Copy the rows starting with the line that contains "Patent image size: (1020, 1172)." and going on through the line that contains "The ground G is at (665, 873).", with "user" replaced by "operator" and nothing else changed.

─── Working data ───

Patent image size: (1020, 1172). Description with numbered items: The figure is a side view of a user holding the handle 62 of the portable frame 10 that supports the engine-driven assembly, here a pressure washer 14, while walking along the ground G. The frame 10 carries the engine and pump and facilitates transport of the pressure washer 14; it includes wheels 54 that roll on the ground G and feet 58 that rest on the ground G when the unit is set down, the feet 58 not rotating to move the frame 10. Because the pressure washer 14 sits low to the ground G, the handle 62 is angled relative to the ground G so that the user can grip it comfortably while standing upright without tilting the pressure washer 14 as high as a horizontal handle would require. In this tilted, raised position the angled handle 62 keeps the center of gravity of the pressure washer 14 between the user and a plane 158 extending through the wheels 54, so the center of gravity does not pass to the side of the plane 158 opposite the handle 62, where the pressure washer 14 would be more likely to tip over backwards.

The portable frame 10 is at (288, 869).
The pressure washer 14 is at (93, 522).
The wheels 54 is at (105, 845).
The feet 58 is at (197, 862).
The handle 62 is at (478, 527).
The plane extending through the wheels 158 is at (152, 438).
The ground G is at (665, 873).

───
─── Working data ───

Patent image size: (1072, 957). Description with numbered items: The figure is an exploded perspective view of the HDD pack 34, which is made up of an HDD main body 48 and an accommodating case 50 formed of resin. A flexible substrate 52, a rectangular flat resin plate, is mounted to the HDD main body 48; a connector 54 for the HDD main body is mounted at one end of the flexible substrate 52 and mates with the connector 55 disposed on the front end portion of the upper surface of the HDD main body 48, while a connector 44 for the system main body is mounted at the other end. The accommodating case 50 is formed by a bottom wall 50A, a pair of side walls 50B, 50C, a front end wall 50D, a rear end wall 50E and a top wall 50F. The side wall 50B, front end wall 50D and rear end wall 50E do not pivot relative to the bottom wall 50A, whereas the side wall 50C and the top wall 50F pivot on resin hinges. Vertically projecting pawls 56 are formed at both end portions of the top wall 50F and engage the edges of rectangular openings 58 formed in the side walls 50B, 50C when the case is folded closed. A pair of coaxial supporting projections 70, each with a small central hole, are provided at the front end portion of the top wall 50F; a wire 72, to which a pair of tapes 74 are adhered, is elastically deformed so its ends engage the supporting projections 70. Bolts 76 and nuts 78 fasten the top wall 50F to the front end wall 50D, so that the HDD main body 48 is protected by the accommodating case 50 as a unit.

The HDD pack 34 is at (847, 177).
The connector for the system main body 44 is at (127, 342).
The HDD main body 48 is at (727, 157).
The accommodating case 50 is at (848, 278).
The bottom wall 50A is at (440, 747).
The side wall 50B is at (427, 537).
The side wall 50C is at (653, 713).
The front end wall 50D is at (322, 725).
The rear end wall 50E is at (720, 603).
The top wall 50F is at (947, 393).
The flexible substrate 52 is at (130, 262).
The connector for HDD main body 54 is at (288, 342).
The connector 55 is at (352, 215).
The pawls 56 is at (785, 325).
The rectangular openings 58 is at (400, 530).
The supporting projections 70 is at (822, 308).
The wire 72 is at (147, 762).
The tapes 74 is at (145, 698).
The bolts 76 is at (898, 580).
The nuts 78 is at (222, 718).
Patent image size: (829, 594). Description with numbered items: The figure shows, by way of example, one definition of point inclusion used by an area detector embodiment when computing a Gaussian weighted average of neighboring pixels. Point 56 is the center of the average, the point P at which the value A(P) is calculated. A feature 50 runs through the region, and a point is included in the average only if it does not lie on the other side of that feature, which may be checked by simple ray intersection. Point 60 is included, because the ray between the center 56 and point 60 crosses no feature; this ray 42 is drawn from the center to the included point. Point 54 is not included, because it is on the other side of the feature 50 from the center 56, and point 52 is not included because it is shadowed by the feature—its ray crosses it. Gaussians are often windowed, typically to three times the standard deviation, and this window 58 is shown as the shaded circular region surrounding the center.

───

* **Written response**:
Patent image size: (1020, 1172). Description with numbered items: The figure is a side view of a operator holding the handle 62 of the portable frame 10 that supports the engine-driven assembly, here a pressure washer 14, while walking along the ground G. The frame 10 carries the engine and pump and facilitates transport of the pressure washer 14; it includes wheels 54 that roll on the ground G and feet 58 that rest on the ground G when the unit is set down, the feet 58 not rotating to move the frame 10. Because the pressure washer 14 sits low to the ground G, the handle 62 is angled relative to the ground G so that the operator can grip it comfortably while standing upright without tilting the pressure washer 14 as high as a horizontal handle would require. In this tilted, raised position the angled handle 62 keeps the center of gravity of the pressure washer 14 between the operator and a plane 158 extending through the wheels 54, so the center of gravity does not pass to the side of the plane 158 opposite the handle 62, where the pressure washer 14 would be more likely to tip over backwards.

The portable frame 10 is at (288, 869).
The pressure washer 14 is at (93, 522).
The wheels 54 is at (105, 845).
The feet 58 is at (197, 862).
The handle 62 is at (478, 527).
The plane extending through the wheels 158 is at (152, 438).
The ground G is at (665, 873).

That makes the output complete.